Dataset entries
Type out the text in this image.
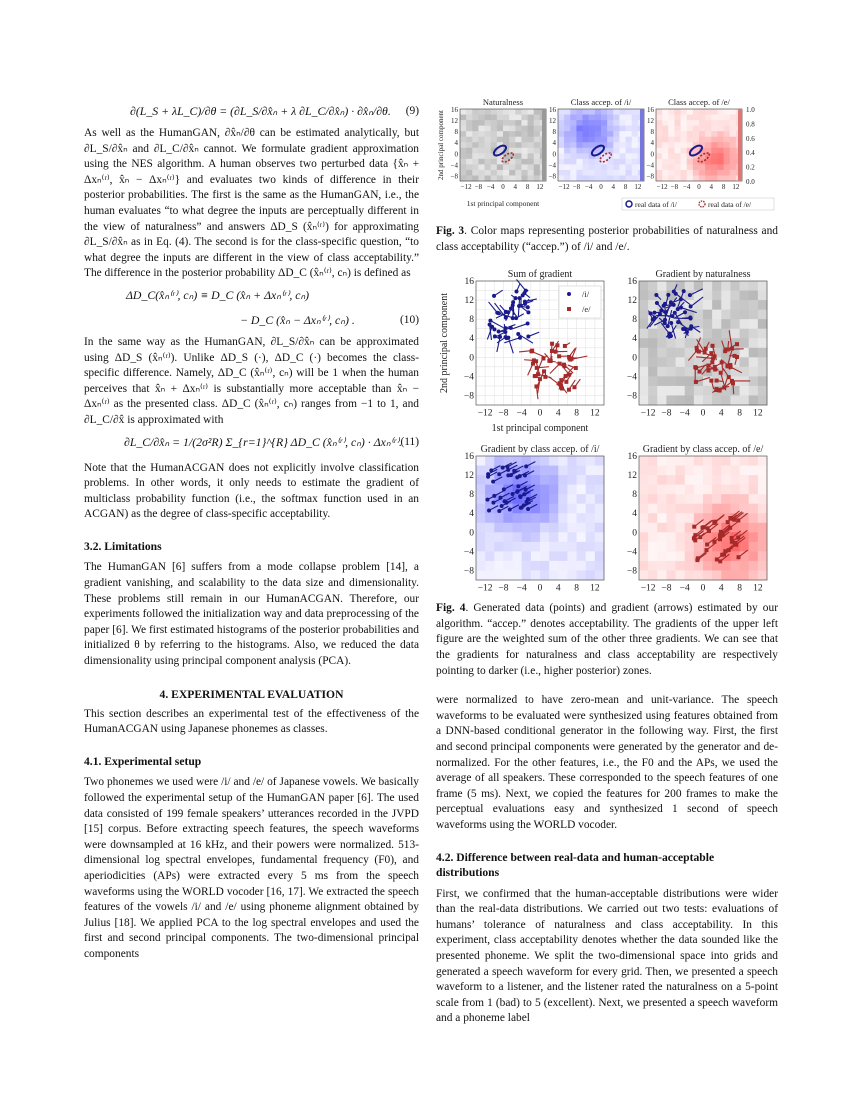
∂(L_S + λL_C)/∂θ = (∂L_S/∂x̂ₙ + λ ∂L_C/∂x̂ₙ) · ∂x̂ₙ/∂θ. (9)

As well as the HumanGAN, ∂x̂ₙ/∂θ can be estimated analytically, but ∂L_S/∂x̂ₙ and ∂L_C/∂x̂ₙ cannot. We formulate gradient approximation using the NES algorithm. A human observes two perturbed data {x̂ₙ + Δxₙ⁽ʳ⁾, x̂ₙ − Δxₙ⁽ʳ⁾} and evaluates two kinds of difference in their posterior probabilities. The first is the same as the HumanGAN, i.e., the human evaluates “to what degree the inputs are perceptually different in the view of naturalness” and answers ΔD_S (x̂ₙ⁽ʳ⁾) for approximating ∂L_S/∂x̂ₙ as in Eq. (4). The second is for the class-specific question, “to what degree the inputs are different in the view of class acceptability.” The difference in the posterior probability ΔD_C (x̂ₙ⁽ʳ⁾, cₙ) is defined as

ΔD_C(x̂ₙ⁽ʳ⁾, cₙ) ≡ D_C (x̂ₙ + Δxₙ⁽ʳ⁾, cₙ)
− D_C (x̂ₙ − Δxₙ⁽ʳ⁾, cₙ) .	(10)

In the same way as the HumanGAN, ∂L_S/∂x̂ₙ can be approximated using ΔD_S (x̂ₙ⁽ʳ⁾). Unlike ΔD_S (·), ΔD_C (·) becomes the class-specific difference. Namely, ΔD_C (x̂ₙ⁽ʳ⁾, cₙ) will be 1 when the human perceives that x̂ₙ + Δxₙ⁽ʳ⁾ is substantially more acceptable than x̂ₙ − Δxₙ⁽ʳ⁾ as the presented class. ΔD_C (x̂ₙ⁽ʳ⁾, cₙ) ranges from −1 to 1, and ∂L_C/∂x̂ is approximated with

∂L_C/∂x̂ₙ = 1/(2σ²R) Σ_{r=1}^{R} ΔD_C (x̂ₙ⁽ʳ⁾, cₙ) · Δxₙ⁽ʳ⁾.
(11)

Note that the HumanACGAN does not explicitly involve classification problems. In other words, it only needs to estimate the gradient of multiclass probability function (i.e., the softmax function used in an ACGAN) as the degree of class-specific acceptability.

3.2. Limitations

The HumanGAN [6] suffers from a mode collapse problem [14], a gradient vanishing, and scalability to the data size and dimensionality. These problems still remain in our HumanACGAN. Therefore, our experiments followed the initialization way and data preprocessing of the paper [6]. We first estimated histograms of the posterior probabilities and initialized θ by referring to the histograms. Also, we reduced the data dimensionality using principal component analysis (PCA).

4. EXPERIMENTAL EVALUATION

This section describes an experimental test of the effectiveness of the HumanACGAN using Japanese phonemes as classes.

4.1. Experimental setup

Two phonemes we used were /i/ and /e/ of Japanese vowels. We basically followed the experimental setup of the HumanGAN paper [6]. The used data consisted of 199 female speakers’ utterances recorded in the JVPD [15] corpus. Before extracting speech features, the speech waveforms were downsampled at 16 kHz, and their powers were normalized. 513-dimensional log spectral envelopes, fundamental frequency (F0), and aperiodicities (APs) were extracted every 5 ms from the speech waveforms using the WORLD vocoder [16, 17]. We extracted the speech features of the vowels /i/ and /e/ using phoneme alignment obtained by Julius [18]. We applied PCA to the log spectral envelopes and used the first and second principal components. The two-dimensional principal components

Naturalness
16
12
8
4
0
−4
−8
−12 −8 −4 0 4 8 12
Class accep. of /i/
16
12
8
4
0
−4
−8
−12 −8 −4 0 4 8 12
Class accep. of /e/
16
12
8
4
0
−4
−8
−12 −8 −4 0 4 8 12
1.0
0.8
0.6
0.4
0.2
0.0
2nd principal component
1st principal component	real data of /i/	real data of /e/

Fig. 3. Color maps representing posterior probabilities of naturalness and class acceptability (“accep.”) of /i/ and /e/.

Sum of gradient
16
12
8
4
0
−4
−8
−12 −8 −4 0 4 8 12
Gradient by naturalness
16
12
8
4
0
−4
−8
−12 −8 −4 0 4 8 12
Gradient by class accep. of /i/
16
12
8
4
0
−4
−8
−12 −8 −4 0 4 8 12
Gradient by class accep. of /e/
16
12
8
4
0
−4
−8
−12 −8 −4 0 4 8 12
2nd principal component
1st principal component
/i/
/e/

Fig. 4. Generated data (points) and gradient (arrows) estimated by our algorithm. “accep.” denotes acceptability. The gradients of the upper left figure are the weighted sum of the other three gradients. We can see that the gradients for naturalness and class acceptability are respectively pointing to darker (i.e., higher posterior) zones.

were normalized to have zero-mean and unit-variance. The speech waveforms to be evaluated were synthesized using features obtained from a DNN-based conditional generator in the following way. First, the first and second principal components were generated by the generator and de-normalized. For the other features, i.e., the F0 and the APs, we used the average of all speakers. These corresponded to the speech features of one frame (5 ms). Next, we copied the features for 200 frames to make the perceptual evaluations easy and synthesized 1 second of speech waveforms using the WORLD vocoder.

4.2. Difference between real-data and human-acceptable distributions

First, we confirmed that the human-acceptable distributions were wider than the real-data distributions. We carried out two tests: evaluations of humans’ tolerance of naturalness and class acceptability. In this experiment, class acceptability denotes whether the data sounded like the presented phoneme. We split the two-dimensional space into grids and generated a speech waveform for every grid. Then, we presented a speech waveform to a listener, and the listener rated the naturalness on a 5-point scale from 1 (bad) to 5 (excellent). Next, we presented a speech waveform and a phoneme label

WRITTEN PROBLEM: Copy each line of the data that contains the word "normalized".

THE ANSWER:
Two phonemes we used were /i/ and /e/ of Japanese vowels. We basically followed the experimental setup of the HumanGAN paper [6]. The used data consisted of 199 female speakers’ utterances recorded in the JVPD [15] corpus. Before extracting speech features, the speech waveforms were downsampled at 16 kHz, and their powers were normalized. 513-dimensional log spectral envelopes, fundamental frequency (F0), and aperiodicities (APs) were extracted every 5 ms from the speech waveforms using the WORLD vocoder [16, 17]. We extracted the speech features of the vowels /i/ and /e/ using phoneme alignment obtained by Julius [18]. We applied PCA to the log spectral envelopes and used the first and second principal components. The two-dimensional principal components
were normalized to have zero-mean and unit-variance. The speech waveforms to be evaluated were synthesized using features obtained from a DNN-based conditional generator in the following way. First, the first and second principal components were generated by the generator and de-normalized. For the other features, i.e., the F0 and the APs, we used the average of all speakers. These corresponded to the speech features of one frame (5 ms). Next, we copied the features for 200 frames to make the perceptual evaluations easy and synthesized 1 second of speech waveforms using the WORLD vocoder.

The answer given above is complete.